_Task:_
Copy each line below holding "자생미생물자원의".

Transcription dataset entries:
────────────────────────────────────────

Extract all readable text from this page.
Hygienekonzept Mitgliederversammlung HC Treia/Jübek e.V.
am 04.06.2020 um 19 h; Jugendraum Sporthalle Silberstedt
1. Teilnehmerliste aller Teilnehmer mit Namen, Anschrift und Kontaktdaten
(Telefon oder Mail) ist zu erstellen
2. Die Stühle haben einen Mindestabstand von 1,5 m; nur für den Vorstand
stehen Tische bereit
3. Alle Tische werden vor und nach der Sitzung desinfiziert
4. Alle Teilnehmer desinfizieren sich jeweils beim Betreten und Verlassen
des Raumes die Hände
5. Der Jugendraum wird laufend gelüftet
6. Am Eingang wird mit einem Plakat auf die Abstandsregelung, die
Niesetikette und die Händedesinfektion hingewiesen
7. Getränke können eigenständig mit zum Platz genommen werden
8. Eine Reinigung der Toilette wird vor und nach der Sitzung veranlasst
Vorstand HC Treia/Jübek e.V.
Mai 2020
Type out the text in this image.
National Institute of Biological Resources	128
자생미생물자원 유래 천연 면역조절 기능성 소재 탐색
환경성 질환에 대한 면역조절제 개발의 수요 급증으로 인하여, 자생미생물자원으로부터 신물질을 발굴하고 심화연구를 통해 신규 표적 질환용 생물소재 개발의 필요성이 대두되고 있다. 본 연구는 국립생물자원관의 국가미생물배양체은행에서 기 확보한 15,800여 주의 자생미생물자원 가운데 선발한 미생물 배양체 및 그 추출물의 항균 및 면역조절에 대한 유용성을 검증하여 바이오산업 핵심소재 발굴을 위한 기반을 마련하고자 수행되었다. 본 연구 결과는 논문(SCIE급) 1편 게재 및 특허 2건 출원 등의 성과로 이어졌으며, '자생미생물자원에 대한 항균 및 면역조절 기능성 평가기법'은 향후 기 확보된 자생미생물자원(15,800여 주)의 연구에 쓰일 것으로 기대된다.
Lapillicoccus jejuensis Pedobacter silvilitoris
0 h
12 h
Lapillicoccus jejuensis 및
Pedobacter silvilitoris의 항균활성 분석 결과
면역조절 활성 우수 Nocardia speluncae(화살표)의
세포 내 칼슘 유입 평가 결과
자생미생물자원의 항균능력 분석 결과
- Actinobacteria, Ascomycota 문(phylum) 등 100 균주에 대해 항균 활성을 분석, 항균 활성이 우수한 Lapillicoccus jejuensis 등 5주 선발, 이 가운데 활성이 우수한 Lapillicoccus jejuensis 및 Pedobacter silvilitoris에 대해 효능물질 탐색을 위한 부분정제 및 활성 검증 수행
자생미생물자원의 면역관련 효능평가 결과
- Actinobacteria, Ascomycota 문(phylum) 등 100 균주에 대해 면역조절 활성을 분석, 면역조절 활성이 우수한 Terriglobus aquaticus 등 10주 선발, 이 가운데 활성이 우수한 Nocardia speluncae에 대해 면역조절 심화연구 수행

────────────────────────────────────────

_Answer below:_
자생미생물자원의 항균능력 분석 결과
자생미생물자원의 면역관련 효능평가 결과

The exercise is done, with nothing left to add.